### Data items
════════════════════

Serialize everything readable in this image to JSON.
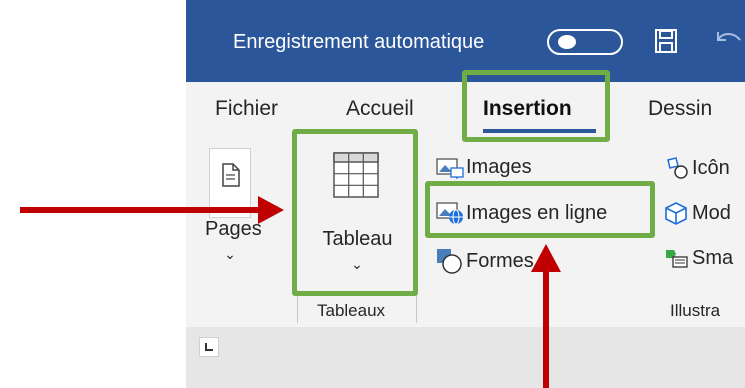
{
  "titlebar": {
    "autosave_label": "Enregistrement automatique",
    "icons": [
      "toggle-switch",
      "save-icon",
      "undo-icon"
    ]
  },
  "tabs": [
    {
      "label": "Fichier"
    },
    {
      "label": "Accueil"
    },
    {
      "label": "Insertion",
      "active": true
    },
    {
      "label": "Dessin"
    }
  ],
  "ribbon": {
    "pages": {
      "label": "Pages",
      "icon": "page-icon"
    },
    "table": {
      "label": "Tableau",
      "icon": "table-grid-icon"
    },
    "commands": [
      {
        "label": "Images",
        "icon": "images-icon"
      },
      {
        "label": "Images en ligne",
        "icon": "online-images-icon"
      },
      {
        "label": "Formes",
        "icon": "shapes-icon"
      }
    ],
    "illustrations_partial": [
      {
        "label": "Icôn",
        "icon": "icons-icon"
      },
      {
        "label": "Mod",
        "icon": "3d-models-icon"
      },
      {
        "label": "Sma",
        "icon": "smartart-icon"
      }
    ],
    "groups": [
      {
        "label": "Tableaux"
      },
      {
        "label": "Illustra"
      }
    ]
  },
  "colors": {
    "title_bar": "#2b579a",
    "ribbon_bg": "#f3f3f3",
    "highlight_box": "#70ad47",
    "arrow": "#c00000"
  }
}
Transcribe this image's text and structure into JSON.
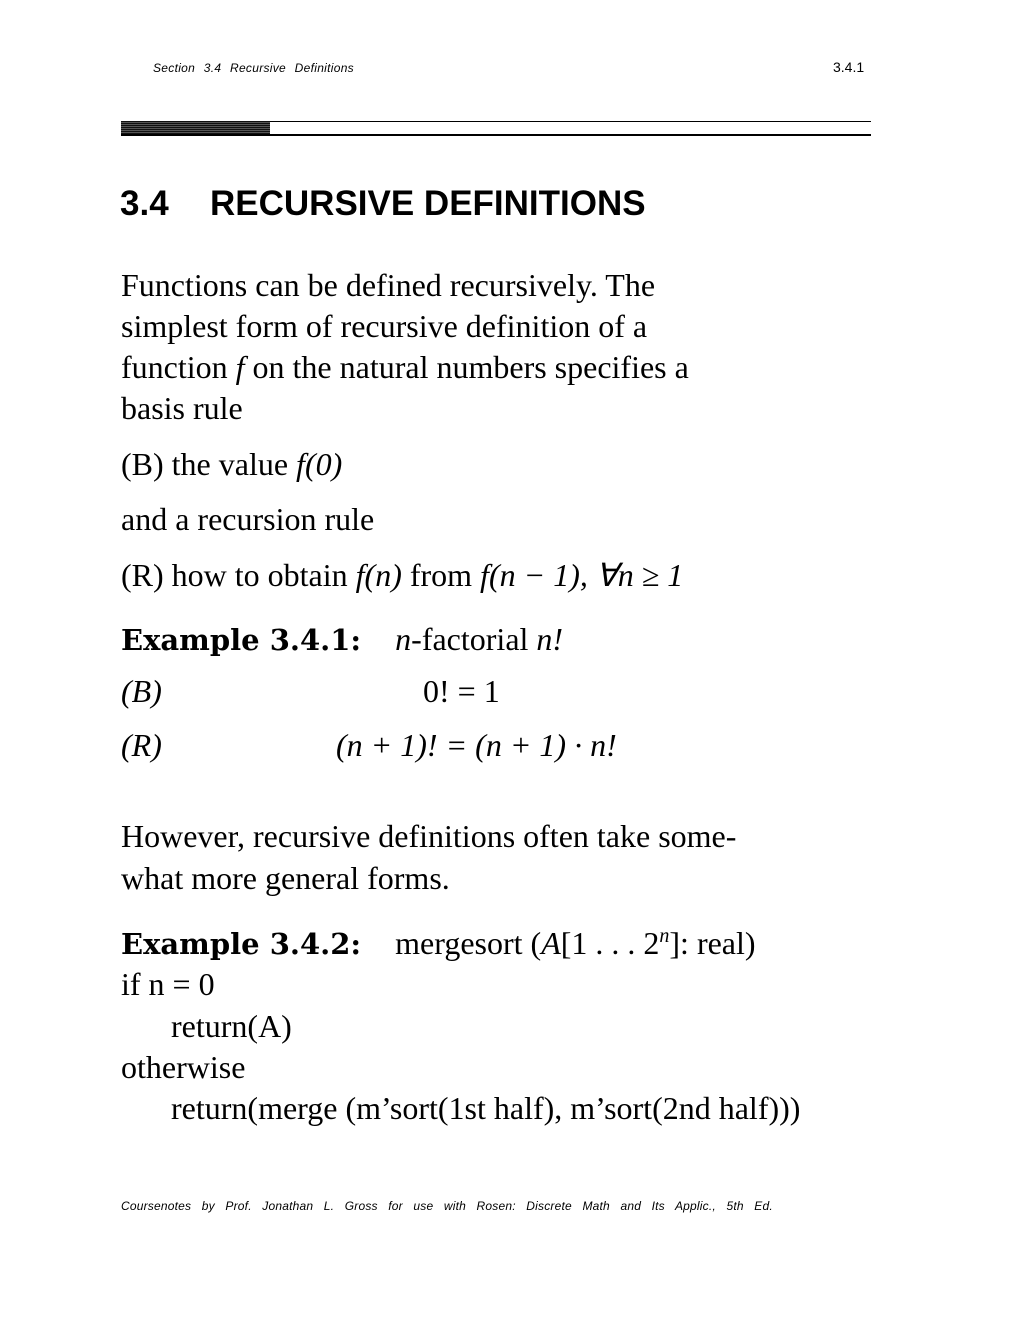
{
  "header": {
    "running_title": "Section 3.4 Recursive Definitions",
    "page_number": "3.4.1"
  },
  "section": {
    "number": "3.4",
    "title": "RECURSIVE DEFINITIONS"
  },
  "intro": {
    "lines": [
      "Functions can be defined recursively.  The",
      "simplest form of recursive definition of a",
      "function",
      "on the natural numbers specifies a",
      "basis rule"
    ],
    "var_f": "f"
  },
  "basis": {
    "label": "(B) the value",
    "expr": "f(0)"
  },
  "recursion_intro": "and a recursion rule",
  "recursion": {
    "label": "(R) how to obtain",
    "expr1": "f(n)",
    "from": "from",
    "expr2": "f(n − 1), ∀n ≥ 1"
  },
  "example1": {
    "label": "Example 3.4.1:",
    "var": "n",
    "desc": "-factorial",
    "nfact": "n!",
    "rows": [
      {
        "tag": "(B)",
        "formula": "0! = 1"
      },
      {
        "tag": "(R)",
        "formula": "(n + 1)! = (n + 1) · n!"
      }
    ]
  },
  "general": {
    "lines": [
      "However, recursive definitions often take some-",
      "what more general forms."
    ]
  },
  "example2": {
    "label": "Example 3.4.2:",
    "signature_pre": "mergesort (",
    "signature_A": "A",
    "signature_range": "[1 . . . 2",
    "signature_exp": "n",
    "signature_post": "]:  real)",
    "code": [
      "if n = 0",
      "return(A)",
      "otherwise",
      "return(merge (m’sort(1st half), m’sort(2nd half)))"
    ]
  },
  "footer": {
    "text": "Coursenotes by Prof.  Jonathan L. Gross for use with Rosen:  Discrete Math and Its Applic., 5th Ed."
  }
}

════════════════════

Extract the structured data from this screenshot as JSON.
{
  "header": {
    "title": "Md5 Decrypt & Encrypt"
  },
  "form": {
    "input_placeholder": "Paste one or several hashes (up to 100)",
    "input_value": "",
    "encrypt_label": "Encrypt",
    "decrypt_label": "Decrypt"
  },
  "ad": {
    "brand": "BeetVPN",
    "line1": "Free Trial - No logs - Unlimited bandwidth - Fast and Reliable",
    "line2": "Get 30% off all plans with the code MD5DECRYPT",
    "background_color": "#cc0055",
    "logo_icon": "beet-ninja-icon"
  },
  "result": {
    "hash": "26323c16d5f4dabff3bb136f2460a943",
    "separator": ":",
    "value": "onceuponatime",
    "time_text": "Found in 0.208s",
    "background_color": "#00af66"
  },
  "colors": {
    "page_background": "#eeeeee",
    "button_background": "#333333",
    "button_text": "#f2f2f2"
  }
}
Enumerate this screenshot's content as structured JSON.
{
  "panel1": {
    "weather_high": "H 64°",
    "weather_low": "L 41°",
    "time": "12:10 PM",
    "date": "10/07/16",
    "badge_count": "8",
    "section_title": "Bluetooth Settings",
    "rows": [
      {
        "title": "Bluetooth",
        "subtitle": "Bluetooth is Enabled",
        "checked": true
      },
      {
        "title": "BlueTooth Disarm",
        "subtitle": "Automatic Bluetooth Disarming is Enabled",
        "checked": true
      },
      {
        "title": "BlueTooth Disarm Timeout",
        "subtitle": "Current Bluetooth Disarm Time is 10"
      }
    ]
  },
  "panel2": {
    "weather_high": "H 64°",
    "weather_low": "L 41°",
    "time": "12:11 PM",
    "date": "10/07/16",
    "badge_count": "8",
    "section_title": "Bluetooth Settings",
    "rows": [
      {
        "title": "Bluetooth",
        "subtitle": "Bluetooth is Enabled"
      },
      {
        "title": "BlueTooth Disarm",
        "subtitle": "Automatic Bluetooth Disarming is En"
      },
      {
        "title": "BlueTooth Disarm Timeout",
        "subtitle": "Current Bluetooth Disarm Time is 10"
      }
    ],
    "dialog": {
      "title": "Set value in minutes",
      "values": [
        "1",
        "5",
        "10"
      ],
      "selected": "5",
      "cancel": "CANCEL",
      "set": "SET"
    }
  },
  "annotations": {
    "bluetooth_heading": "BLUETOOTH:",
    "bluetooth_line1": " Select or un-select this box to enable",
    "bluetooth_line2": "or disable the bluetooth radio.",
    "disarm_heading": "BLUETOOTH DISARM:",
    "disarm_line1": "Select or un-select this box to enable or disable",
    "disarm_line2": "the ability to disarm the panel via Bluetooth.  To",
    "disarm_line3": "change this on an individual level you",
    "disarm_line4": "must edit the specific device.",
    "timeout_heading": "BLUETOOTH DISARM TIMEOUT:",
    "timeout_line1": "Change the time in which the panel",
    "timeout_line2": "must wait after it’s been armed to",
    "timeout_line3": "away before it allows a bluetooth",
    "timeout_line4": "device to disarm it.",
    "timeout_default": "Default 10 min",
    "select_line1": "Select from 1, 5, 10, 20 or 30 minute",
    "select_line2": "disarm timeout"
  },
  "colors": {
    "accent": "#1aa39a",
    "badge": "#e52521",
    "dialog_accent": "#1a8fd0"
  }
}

════════════════════

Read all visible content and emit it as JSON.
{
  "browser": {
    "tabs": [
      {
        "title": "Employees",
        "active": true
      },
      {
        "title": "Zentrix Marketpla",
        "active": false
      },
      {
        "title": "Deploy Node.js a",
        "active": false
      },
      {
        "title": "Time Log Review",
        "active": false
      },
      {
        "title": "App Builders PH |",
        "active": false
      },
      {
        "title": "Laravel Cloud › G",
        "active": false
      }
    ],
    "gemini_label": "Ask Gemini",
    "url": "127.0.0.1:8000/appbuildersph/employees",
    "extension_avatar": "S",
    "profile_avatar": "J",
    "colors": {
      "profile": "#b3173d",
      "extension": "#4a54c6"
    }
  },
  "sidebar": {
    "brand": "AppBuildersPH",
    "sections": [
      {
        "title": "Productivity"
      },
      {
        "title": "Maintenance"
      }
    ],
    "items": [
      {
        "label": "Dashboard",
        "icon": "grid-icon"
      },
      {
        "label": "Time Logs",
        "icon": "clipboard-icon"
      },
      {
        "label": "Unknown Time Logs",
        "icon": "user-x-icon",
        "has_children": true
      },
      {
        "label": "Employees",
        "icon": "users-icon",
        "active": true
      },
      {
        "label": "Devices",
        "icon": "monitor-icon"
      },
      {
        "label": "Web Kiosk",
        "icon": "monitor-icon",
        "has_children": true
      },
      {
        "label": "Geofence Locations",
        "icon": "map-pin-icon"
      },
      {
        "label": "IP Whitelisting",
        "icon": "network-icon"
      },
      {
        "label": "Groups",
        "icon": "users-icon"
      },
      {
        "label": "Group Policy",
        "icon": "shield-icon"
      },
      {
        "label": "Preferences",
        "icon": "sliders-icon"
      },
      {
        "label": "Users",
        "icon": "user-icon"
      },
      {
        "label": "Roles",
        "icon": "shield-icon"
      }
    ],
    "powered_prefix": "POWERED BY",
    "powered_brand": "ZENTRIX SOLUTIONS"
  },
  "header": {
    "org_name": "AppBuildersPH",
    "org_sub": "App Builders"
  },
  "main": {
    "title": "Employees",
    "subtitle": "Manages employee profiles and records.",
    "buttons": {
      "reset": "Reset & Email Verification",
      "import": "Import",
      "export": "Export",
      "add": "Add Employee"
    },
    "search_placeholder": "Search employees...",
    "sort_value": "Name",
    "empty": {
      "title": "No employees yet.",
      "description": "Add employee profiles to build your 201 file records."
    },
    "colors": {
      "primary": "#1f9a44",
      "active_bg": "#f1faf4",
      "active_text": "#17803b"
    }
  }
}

════════════════════

### SHORT PROBLEM
Count the lines of the listing above that include the word "disable" and state the total with nothing else.

### RESULT FOR THIS EXERCISE
2